--- START Supplied records ---
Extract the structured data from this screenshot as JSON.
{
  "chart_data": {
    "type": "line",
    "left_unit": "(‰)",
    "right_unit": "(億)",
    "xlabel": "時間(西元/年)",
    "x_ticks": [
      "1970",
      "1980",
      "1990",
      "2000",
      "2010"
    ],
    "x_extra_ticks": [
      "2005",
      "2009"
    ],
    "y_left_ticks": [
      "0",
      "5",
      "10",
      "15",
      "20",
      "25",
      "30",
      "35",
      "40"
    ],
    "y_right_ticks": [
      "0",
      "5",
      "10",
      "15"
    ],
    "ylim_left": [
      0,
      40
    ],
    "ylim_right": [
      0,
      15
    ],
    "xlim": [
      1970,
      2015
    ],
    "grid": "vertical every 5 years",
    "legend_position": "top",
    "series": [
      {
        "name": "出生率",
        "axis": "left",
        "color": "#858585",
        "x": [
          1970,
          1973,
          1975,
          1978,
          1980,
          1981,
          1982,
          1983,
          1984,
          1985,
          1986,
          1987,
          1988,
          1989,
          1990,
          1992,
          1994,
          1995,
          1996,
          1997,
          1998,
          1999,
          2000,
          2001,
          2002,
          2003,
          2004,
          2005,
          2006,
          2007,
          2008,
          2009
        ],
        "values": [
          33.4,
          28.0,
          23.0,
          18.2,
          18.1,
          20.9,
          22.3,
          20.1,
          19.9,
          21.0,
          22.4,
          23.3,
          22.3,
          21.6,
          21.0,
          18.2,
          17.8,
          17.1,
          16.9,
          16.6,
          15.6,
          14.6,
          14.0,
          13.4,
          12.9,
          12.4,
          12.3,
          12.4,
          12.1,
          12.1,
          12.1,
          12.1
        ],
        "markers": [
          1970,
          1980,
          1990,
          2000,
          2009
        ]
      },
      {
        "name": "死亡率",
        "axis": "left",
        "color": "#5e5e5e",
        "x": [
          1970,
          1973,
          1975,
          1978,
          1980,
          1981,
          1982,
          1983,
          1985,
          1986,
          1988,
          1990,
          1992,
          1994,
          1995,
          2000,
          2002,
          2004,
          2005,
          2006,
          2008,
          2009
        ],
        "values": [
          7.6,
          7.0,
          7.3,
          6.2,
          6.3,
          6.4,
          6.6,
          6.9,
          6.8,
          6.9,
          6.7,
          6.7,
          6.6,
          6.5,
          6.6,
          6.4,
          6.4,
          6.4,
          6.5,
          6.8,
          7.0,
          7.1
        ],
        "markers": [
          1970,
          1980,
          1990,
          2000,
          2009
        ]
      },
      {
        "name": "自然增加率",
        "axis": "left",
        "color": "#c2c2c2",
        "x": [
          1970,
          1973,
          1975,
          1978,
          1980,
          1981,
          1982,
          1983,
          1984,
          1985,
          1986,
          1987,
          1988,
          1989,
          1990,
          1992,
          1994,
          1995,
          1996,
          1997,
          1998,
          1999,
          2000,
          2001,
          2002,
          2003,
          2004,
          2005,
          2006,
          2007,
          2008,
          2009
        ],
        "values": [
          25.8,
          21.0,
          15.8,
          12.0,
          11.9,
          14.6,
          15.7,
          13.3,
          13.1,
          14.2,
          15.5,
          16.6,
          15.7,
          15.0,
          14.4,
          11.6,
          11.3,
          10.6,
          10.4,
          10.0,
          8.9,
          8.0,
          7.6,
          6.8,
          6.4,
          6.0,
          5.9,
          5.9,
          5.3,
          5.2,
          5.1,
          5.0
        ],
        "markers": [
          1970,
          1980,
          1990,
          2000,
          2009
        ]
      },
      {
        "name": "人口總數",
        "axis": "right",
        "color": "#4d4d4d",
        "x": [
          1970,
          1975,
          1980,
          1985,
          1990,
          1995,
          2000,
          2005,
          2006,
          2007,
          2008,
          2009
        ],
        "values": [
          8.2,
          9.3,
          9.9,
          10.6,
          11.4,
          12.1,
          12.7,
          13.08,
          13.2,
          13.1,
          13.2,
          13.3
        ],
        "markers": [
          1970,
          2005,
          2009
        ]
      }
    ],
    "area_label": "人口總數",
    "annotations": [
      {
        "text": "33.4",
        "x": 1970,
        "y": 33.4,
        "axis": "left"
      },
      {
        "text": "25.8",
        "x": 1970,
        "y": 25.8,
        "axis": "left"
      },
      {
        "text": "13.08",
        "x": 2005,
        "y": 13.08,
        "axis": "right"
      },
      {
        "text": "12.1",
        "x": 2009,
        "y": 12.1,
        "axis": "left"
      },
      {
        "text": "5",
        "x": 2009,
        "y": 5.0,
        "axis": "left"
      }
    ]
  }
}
--- END Supplied records ---
Restate the listing above word for word.

Extract the structured data from this screenshot as JSON.
{
  "chart_data": {
    "type": "line",
    "left_unit": "(‰)",
    "right_unit": "(億)",
    "xlabel": "時間(西元/年)",
    "x_ticks": [
      "1970",
      "1980",
      "1990",
      "2000",
      "2010"
    ],
    "x_extra_ticks": [
      "2005",
      "2009"
    ],
    "y_left_ticks": [
      "0",
      "5",
      "10",
      "15",
      "20",
      "25",
      "30",
      "35",
      "40"
    ],
    "y_right_ticks": [
      "0",
      "5",
      "10",
      "15"
    ],
    "ylim_left": [
      0,
      40
    ],
    "ylim_right": [
      0,
      15
    ],
    "xlim": [
      1970,
      2015
    ],
    "grid": "vertical every 5 years",
    "legend_position": "top",
    "series": [
      {
        "name": "出生率",
        "axis": "left",
        "color": "#858585",
        "x": [
          1970,
          1973,
          1975,
          1978,
          1980,
          1981,
          1982,
          1983,
          1984,
          1985,
          1986,
          1987,
          1988,
          1989,
          1990,
          1992,
          1994,
          1995,
          1996,
          1997,
          1998,
          1999,
          2000,
          2001,
          2002,
          2003,
          2004,
          2005,
          2006,
          2007,
          2008,
          2009
        ],
        "values": [
          33.4,
          28.0,
          23.0,
          18.2,
          18.1,
          20.9,
          22.3,
          20.1,
          19.9,
          21.0,
          22.4,
          23.3,
          22.3,
          21.6,
          21.0,
          18.2,
          17.8,
          17.1,
          16.9,
          16.6,
          15.6,
          14.6,
          14.0,
          13.4,
          12.9,
          12.4,
          12.3,
          12.4,
          12.1,
          12.1,
          12.1,
          12.1
        ],
        "markers": [
          1970,
          1980,
          1990,
          2000,
          2009
        ]
      },
      {
        "name": "死亡率",
        "axis": "left",
        "color": "#5e5e5e",
        "x": [
          1970,
          1973,
          1975,
          1978,
          1980,
          1981,
          1982,
          1983,
          1985,
          1986,
          1988,
          1990,
          1992,
          1994,
          1995,
          2000,
          2002,
          2004,
          2005,
          2006,
          2008,
          2009
        ],
        "values": [
          7.6,
          7.0,
          7.3,
          6.2,
          6.3,
          6.4,
          6.6,
          6.9,
          6.8,
          6.9,
          6.7,
          6.7,
          6.6,
          6.5,
          6.6,
          6.4,
          6.4,
          6.4,
          6.5,
          6.8,
          7.0,
          7.1
        ],
        "markers": [
          1970,
          1980,
          1990,
          2000,
          2009
        ]
      },
      {
        "name": "自然增加率",
        "axis": "left",
        "color": "#c2c2c2",
        "x": [
          1970,
          1973,
          1975,
          1978,
          1980,
          1981,
          1982,
          1983,
          1984,
          1985,
          1986,
          1987,
          1988,
          1989,
          1990,
          1992,
          1994,
          1995,
          1996,
          1997,
          1998,
          1999,
          2000,
          2001,
          2002,
          2003,
          2004,
          2005,
          2006,
          2007,
          2008,
          2009
        ],
        "values": [
          25.8,
          21.0,
          15.8,
          12.0,
          11.9,
          14.6,
          15.7,
          13.3,
          13.1,
          14.2,
          15.5,
          16.6,
          15.7,
          15.0,
          14.4,
          11.6,
          11.3,
          10.6,
          10.4,
          10.0,
          8.9,
          8.0,
          7.6,
          6.8,
          6.4,
          6.0,
          5.9,
          5.9,
          5.3,
          5.2,
          5.1,
          5.0
        ],
        "markers": [
          1970,
          1980,
          1990,
          2000,
          2009
        ]
      },
      {
        "name": "人口總數",
        "axis": "right",
        "color": "#4d4d4d",
        "x": [
          1970,
          1975,
          1980,
          1985,
          1990,
          1995,
          2000,
          2005,
          2006,
          2007,
          2008,
          2009
        ],
        "values": [
          8.2,
          9.3,
          9.9,
          10.6,
          11.4,
          12.1,
          12.7,
          13.08,
          13.2,
          13.1,
          13.2,
          13.3
        ],
        "markers": [
          1970,
          2005,
          2009
        ]
      }
    ],
    "area_label": "人口總數",
    "annotations": [
      {
        "text": "33.4",
        "x": 1970,
        "y": 33.4,
        "axis": "left"
      },
      {
        "text": "25.8",
        "x": 1970,
        "y": 25.8,
        "axis": "left"
      },
      {
        "text": "13.08",
        "x": 2005,
        "y": 13.08,
        "axis": "right"
      },
      {
        "text": "12.1",
        "x": 2009,
        "y": 12.1,
        "axis": "left"
      },
      {
        "text": "5",
        "x": 2009,
        "y": 5.0,
        "axis": "left"
      }
    ]
  }
}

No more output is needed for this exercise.